begin

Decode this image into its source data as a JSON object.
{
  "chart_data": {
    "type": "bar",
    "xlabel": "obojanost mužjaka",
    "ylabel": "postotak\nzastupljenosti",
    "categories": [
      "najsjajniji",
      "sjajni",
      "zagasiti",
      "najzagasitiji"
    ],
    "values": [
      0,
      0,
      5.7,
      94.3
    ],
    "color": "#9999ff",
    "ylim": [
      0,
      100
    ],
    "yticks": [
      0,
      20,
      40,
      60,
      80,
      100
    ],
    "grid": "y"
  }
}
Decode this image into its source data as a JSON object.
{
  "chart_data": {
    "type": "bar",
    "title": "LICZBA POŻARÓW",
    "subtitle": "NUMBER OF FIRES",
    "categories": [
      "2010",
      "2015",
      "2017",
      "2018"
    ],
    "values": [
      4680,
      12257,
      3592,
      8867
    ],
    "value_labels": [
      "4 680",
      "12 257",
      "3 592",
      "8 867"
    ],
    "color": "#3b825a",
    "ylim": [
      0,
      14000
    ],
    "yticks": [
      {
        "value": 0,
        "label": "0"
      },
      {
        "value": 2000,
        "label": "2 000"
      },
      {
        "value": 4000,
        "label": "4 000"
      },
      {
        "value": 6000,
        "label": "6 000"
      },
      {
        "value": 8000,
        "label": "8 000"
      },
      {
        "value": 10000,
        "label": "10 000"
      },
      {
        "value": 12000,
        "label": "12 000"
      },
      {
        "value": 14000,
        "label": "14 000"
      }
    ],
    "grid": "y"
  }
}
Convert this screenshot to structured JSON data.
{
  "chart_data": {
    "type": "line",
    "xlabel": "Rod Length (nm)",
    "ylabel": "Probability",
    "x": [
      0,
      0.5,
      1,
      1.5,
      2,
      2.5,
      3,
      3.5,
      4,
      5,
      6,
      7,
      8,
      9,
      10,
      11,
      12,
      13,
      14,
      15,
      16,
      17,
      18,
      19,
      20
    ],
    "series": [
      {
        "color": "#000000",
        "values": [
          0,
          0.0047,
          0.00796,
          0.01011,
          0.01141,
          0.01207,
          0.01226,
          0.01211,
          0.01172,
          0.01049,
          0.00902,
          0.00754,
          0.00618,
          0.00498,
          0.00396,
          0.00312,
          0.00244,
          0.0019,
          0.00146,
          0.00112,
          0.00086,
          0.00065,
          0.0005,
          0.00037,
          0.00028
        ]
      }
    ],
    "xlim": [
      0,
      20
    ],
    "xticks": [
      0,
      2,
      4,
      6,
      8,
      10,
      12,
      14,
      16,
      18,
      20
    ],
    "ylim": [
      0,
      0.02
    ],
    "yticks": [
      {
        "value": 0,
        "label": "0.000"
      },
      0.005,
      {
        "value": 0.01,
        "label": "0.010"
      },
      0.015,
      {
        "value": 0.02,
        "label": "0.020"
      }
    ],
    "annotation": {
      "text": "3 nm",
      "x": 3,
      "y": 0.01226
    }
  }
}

end

Problem: Repeat the material in full, exactly as it stands.

Written solution:
Decode this image into its source data as a JSON object.
{
  "chart_data": {
    "type": "bar",
    "xlabel": "obojanost mužjaka",
    "ylabel": "postotak\nzastupljenosti",
    "categories": [
      "najsjajniji",
      "sjajni",
      "zagasiti",
      "najzagasitiji"
    ],
    "values": [
      0,
      0,
      5.7,
      94.3
    ],
    "color": "#9999ff",
    "ylim": [
      0,
      100
    ],
    "yticks": [
      0,
      20,
      40,
      60,
      80,
      100
    ],
    "grid": "y"
  }
}
Decode this image into its source data as a JSON object.
{
  "chart_data": {
    "type": "bar",
    "title": "LICZBA POŻARÓW",
    "subtitle": "NUMBER OF FIRES",
    "categories": [
      "2010",
      "2015",
      "2017",
      "2018"
    ],
    "values": [
      4680,
      12257,
      3592,
      8867
    ],
    "value_labels": [
      "4 680",
      "12 257",
      "3 592",
      "8 867"
    ],
    "color": "#3b825a",
    "ylim": [
      0,
      14000
    ],
    "yticks": [
      {
        "value": 0,
        "label": "0"
      },
      {
        "value": 2000,
        "label": "2 000"
      },
      {
        "value": 4000,
        "label": "4 000"
      },
      {
        "value": 6000,
        "label": "6 000"
      },
      {
        "value": 8000,
        "label": "8 000"
      },
      {
        "value": 10000,
        "label": "10 000"
      },
      {
        "value": 12000,
        "label": "12 000"
      },
      {
        "value": 14000,
        "label": "14 000"
      }
    ],
    "grid": "y"
  }
}
Convert this screenshot to structured JSON data.
{
  "chart_data": {
    "type": "line",
    "xlabel": "Rod Length (nm)",
    "ylabel": "Probability",
    "x": [
      0,
      0.5,
      1,
      1.5,
      2,
      2.5,
      3,
      3.5,
      4,
      5,
      6,
      7,
      8,
      9,
      10,
      11,
      12,
      13,
      14,
      15,
      16,
      17,
      18,
      19,
      20
    ],
    "series": [
      {
        "color": "#000000",
        "values": [
          0,
          0.0047,
          0.00796,
          0.01011,
          0.01141,
          0.01207,
          0.01226,
          0.01211,
          0.01172,
          0.01049,
          0.00902,
          0.00754,
          0.00618,
          0.00498,
          0.00396,
          0.00312,
          0.00244,
          0.0019,
          0.00146,
          0.00112,
          0.00086,
          0.00065,
          0.0005,
          0.00037,
          0.00028
        ]
      }
    ],
    "xlim": [
      0,
      20
    ],
    "xticks": [
      0,
      2,
      4,
      6,
      8,
      10,
      12,
      14,
      16,
      18,
      20
    ],
    "ylim": [
      0,
      0.02
    ],
    "yticks": [
      {
        "value": 0,
        "label": "0.000"
      },
      0.005,
      {
        "value": 0.01,
        "label": "0.010"
      },
      0.015,
      {
        "value": 0.02,
        "label": "0.020"
      }
    ],
    "annotation": {
      "text": "3 nm",
      "x": 3,
      "y": 0.01226
    }
  }
}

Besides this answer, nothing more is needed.